Rows from a figure dataset
** Begin **

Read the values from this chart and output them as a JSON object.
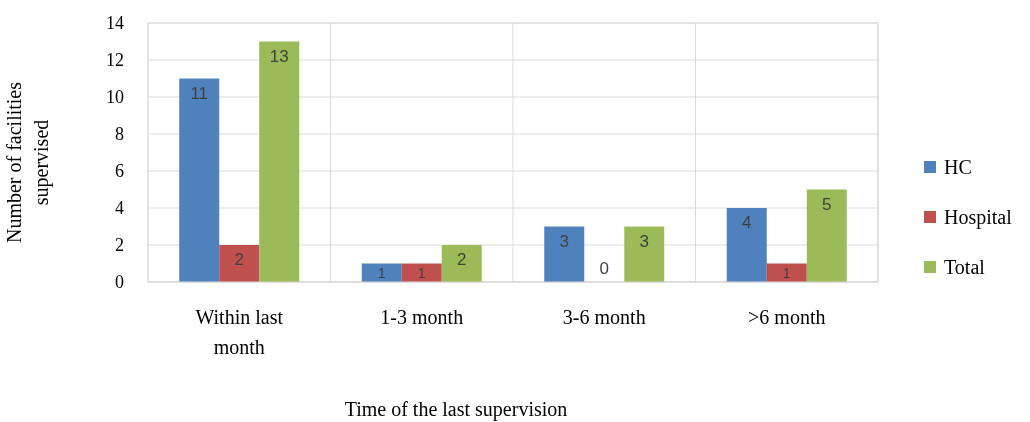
{
  "chart_data": {
    "type": "bar",
    "xlabel": "Time of the last supervision",
    "ylabel": "Number of facilities supervised",
    "categories": [
      "Within last month",
      "1-3 month",
      "3-6 month",
      ">6 month"
    ],
    "series": [
      {
        "name": "HC",
        "color": "#4f81bd",
        "values": [
          11,
          1,
          3,
          4
        ]
      },
      {
        "name": "Hospital",
        "color": "#c0504d",
        "values": [
          2,
          1,
          0,
          1
        ]
      },
      {
        "name": "Total",
        "color": "#9bbb59",
        "values": [
          13,
          2,
          3,
          5
        ]
      }
    ],
    "ylim": [
      0,
      14
    ],
    "yticks": [
      0,
      2,
      4,
      6,
      8,
      10,
      12,
      14
    ],
    "grid": true,
    "legend": "right",
    "data_labels": true
  }
}
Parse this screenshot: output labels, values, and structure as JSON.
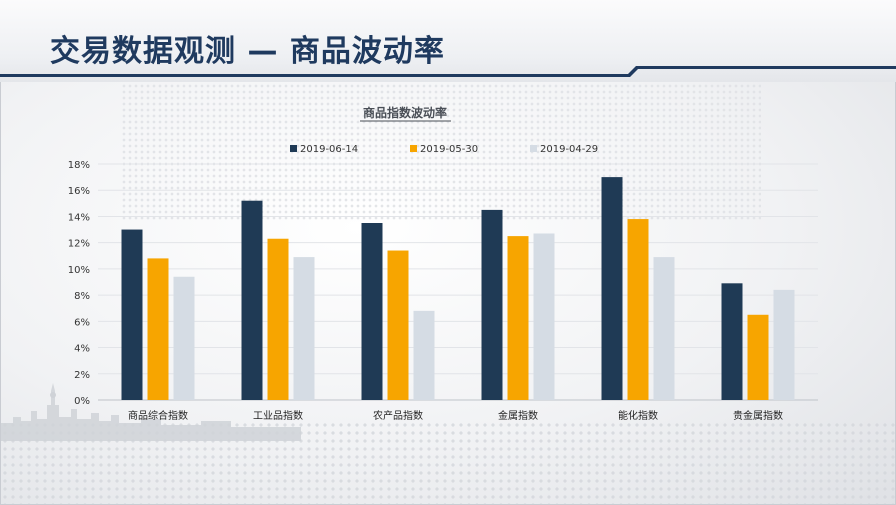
{
  "page": {
    "title": "交易数据观测 — 商品波动率"
  },
  "chart_data": {
    "type": "bar",
    "title": "商品指数波动率",
    "categories": [
      "商品综合指数",
      "工业品指数",
      "农产品指数",
      "金属指数",
      "能化指数",
      "贵金属指数"
    ],
    "series": [
      {
        "name": "2019-06-14",
        "color": "#1f3a55",
        "values": [
          13.0,
          15.2,
          13.5,
          14.5,
          17.0,
          8.9
        ]
      },
      {
        "name": "2019-05-30",
        "color": "#f7a500",
        "values": [
          10.8,
          12.3,
          11.4,
          12.5,
          13.8,
          6.5
        ]
      },
      {
        "name": "2019-04-29",
        "color": "#d5dce4",
        "values": [
          9.4,
          10.9,
          6.8,
          12.7,
          10.9,
          8.4
        ]
      }
    ],
    "ylim": [
      0,
      18
    ],
    "yticks": [
      "0%",
      "2%",
      "4%",
      "6%",
      "8%",
      "10%",
      "12%",
      "14%",
      "16%",
      "18%"
    ],
    "grid": true,
    "legend": "top-center"
  }
}
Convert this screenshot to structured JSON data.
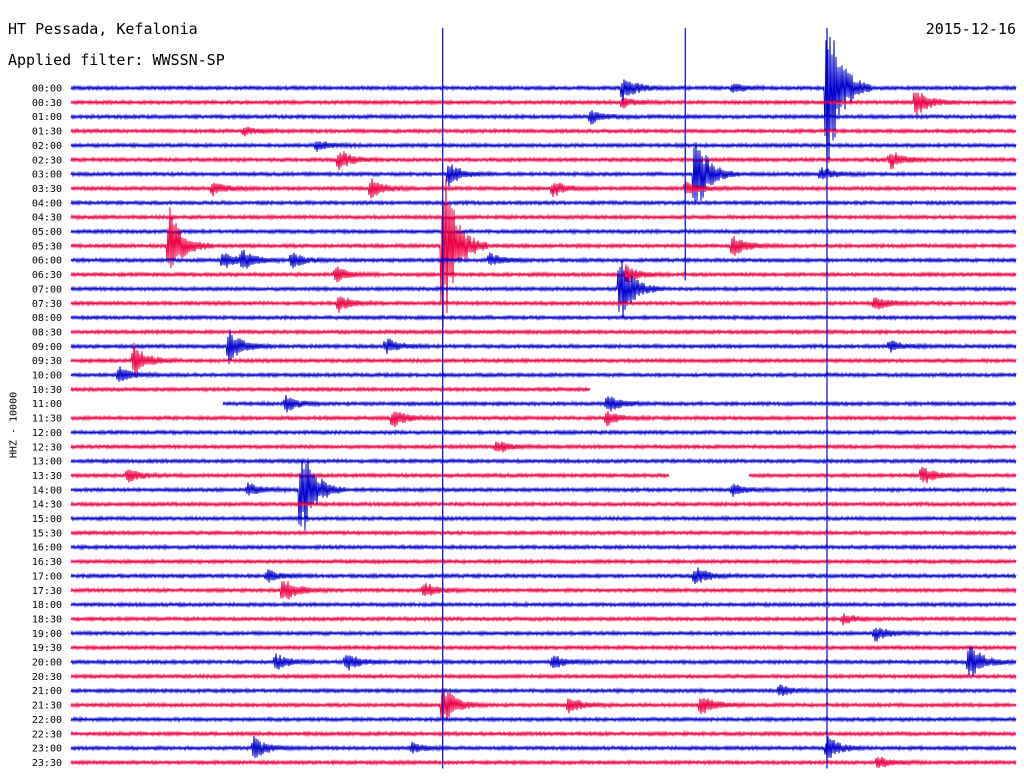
{
  "header": {
    "station": "HT Pessada, Kefalonia",
    "date": "2015-12-16",
    "filter": "Applied filter: WWSSN-SP"
  },
  "chart_data": {
    "type": "line",
    "subtype": "helicorder",
    "title": "HT Pessada, Kefalonia",
    "date": "2015-12-16",
    "filter": "Applied filter: WWSSN-SP",
    "ylabel": "HHZ - 10000",
    "row_interval_minutes": 30,
    "row_labels": [
      "00:00",
      "00:30",
      "01:00",
      "01:30",
      "02:00",
      "02:30",
      "03:00",
      "03:30",
      "04:00",
      "04:30",
      "05:00",
      "05:30",
      "06:00",
      "06:30",
      "07:00",
      "07:30",
      "08:00",
      "08:30",
      "09:00",
      "09:30",
      "10:00",
      "10:30",
      "11:00",
      "11:30",
      "12:00",
      "12:30",
      "13:00",
      "13:30",
      "14:00",
      "14:30",
      "15:00",
      "15:30",
      "16:00",
      "16:30",
      "17:00",
      "17:30",
      "18:00",
      "18:30",
      "19:00",
      "19:30",
      "20:00",
      "20:30",
      "21:00",
      "21:30",
      "22:00",
      "22:30",
      "23:00",
      "23:30"
    ],
    "colors": [
      "#0000cc",
      "#ee0044"
    ],
    "events": [
      {
        "row": 0,
        "minute": 17.5,
        "amp": 1.0
      },
      {
        "row": 0,
        "minute": 21.0,
        "amp": 0.4
      },
      {
        "row": 1,
        "minute": 26.8,
        "amp": 1.2
      },
      {
        "row": 1,
        "minute": 17.5,
        "amp": 0.4
      },
      {
        "row": 0,
        "minute": 24.0,
        "amp": 7.0
      },
      {
        "row": 2,
        "minute": 16.5,
        "amp": 0.5
      },
      {
        "row": 3,
        "minute": 5.5,
        "amp": 0.3
      },
      {
        "row": 4,
        "minute": 7.8,
        "amp": 0.4
      },
      {
        "row": 5,
        "minute": 8.5,
        "amp": 0.8
      },
      {
        "row": 5,
        "minute": 26.0,
        "amp": 0.7
      },
      {
        "row": 6,
        "minute": 12.0,
        "amp": 0.9
      },
      {
        "row": 6,
        "minute": 23.8,
        "amp": 0.5
      },
      {
        "row": 7,
        "minute": 4.5,
        "amp": 0.5
      },
      {
        "row": 7,
        "minute": 9.5,
        "amp": 0.7
      },
      {
        "row": 7,
        "minute": 15.3,
        "amp": 0.6
      },
      {
        "row": 7,
        "minute": 19.5,
        "amp": 0.5
      },
      {
        "row": 6,
        "minute": 19.8,
        "amp": 3.5
      },
      {
        "row": 11,
        "minute": 21.0,
        "amp": 0.8
      },
      {
        "row": 11,
        "minute": 3.1,
        "amp": 3.0
      },
      {
        "row": 12,
        "minute": 4.8,
        "amp": 0.7
      },
      {
        "row": 12,
        "minute": 5.4,
        "amp": 0.7
      },
      {
        "row": 12,
        "minute": 7.0,
        "amp": 0.6
      },
      {
        "row": 12,
        "minute": 13.3,
        "amp": 0.5
      },
      {
        "row": 13,
        "minute": 8.4,
        "amp": 0.6
      },
      {
        "row": 14,
        "minute": 17.4,
        "amp": 2.8
      },
      {
        "row": 15,
        "minute": 8.5,
        "amp": 0.6
      },
      {
        "row": 15,
        "minute": 25.5,
        "amp": 0.6
      },
      {
        "row": 11,
        "minute": 11.8,
        "amp": 7.0
      },
      {
        "row": 18,
        "minute": 5.0,
        "amp": 1.3
      },
      {
        "row": 18,
        "minute": 10.0,
        "amp": 0.6
      },
      {
        "row": 18,
        "minute": 26.0,
        "amp": 0.4
      },
      {
        "row": 19,
        "minute": 2.0,
        "amp": 1.2
      },
      {
        "row": 20,
        "minute": 1.5,
        "amp": 0.6
      },
      {
        "row": 22,
        "minute": 6.8,
        "amp": 0.6
      },
      {
        "row": 22,
        "minute": 17.0,
        "amp": 0.7
      },
      {
        "row": 23,
        "minute": 10.2,
        "amp": 0.7
      },
      {
        "row": 25,
        "minute": 13.5,
        "amp": 0.5
      },
      {
        "row": 27,
        "minute": 1.8,
        "amp": 0.5
      },
      {
        "row": 27,
        "minute": 27.0,
        "amp": 0.7
      },
      {
        "row": 28,
        "minute": 5.6,
        "amp": 0.5
      },
      {
        "row": 28,
        "minute": 21.0,
        "amp": 0.4
      },
      {
        "row": 28,
        "minute": 7.3,
        "amp": 4.0
      },
      {
        "row": 34,
        "minute": 6.2,
        "amp": 0.5
      },
      {
        "row": 34,
        "minute": 19.8,
        "amp": 0.7
      },
      {
        "row": 35,
        "minute": 6.7,
        "amp": 1.0
      },
      {
        "row": 35,
        "minute": 11.2,
        "amp": 0.6
      },
      {
        "row": 37,
        "minute": 24.5,
        "amp": 0.4
      },
      {
        "row": 38,
        "minute": 25.5,
        "amp": 0.6
      },
      {
        "row": 40,
        "minute": 6.5,
        "amp": 0.6
      },
      {
        "row": 40,
        "minute": 8.7,
        "amp": 0.8
      },
      {
        "row": 40,
        "minute": 15.3,
        "amp": 0.5
      },
      {
        "row": 40,
        "minute": 28.5,
        "amp": 1.5
      },
      {
        "row": 42,
        "minute": 22.5,
        "amp": 0.4
      },
      {
        "row": 43,
        "minute": 11.8,
        "amp": 1.5
      },
      {
        "row": 43,
        "minute": 15.8,
        "amp": 0.6
      },
      {
        "row": 43,
        "minute": 20.0,
        "amp": 0.8
      },
      {
        "row": 46,
        "minute": 5.8,
        "amp": 0.8
      },
      {
        "row": 46,
        "minute": 10.8,
        "amp": 0.4
      },
      {
        "row": 46,
        "minute": 24.0,
        "amp": 0.9
      },
      {
        "row": 47,
        "minute": 25.6,
        "amp": 0.5
      },
      {
        "row": 13,
        "minute": 17.6,
        "amp": 0.7
      },
      {
        "row": 23,
        "minute": 17.0,
        "amp": 0.5
      }
    ],
    "spikes": [
      {
        "minute": 11.8,
        "from_row": 0,
        "to_row": 47
      },
      {
        "minute": 19.5,
        "from_row": 0,
        "to_row": 13
      },
      {
        "minute": 24.0,
        "from_row": 0,
        "to_row": 47
      }
    ],
    "gaps": [
      {
        "row": 21,
        "from_minute": 16.5,
        "to_minute": 30
      },
      {
        "row": 22,
        "from_minute": 0,
        "to_minute": 4.8
      },
      {
        "row": 27,
        "from_minute": 19.0,
        "to_minute": 21.5
      }
    ],
    "grid": false
  }
}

** End **

*Aim of the exercise*
Track down the lines that include the word "Kefalonia" and copy them.

*Answer below*
    "station": "HT Pessada, Kefalonia",
    "title": "HT Pessada, Kefalonia",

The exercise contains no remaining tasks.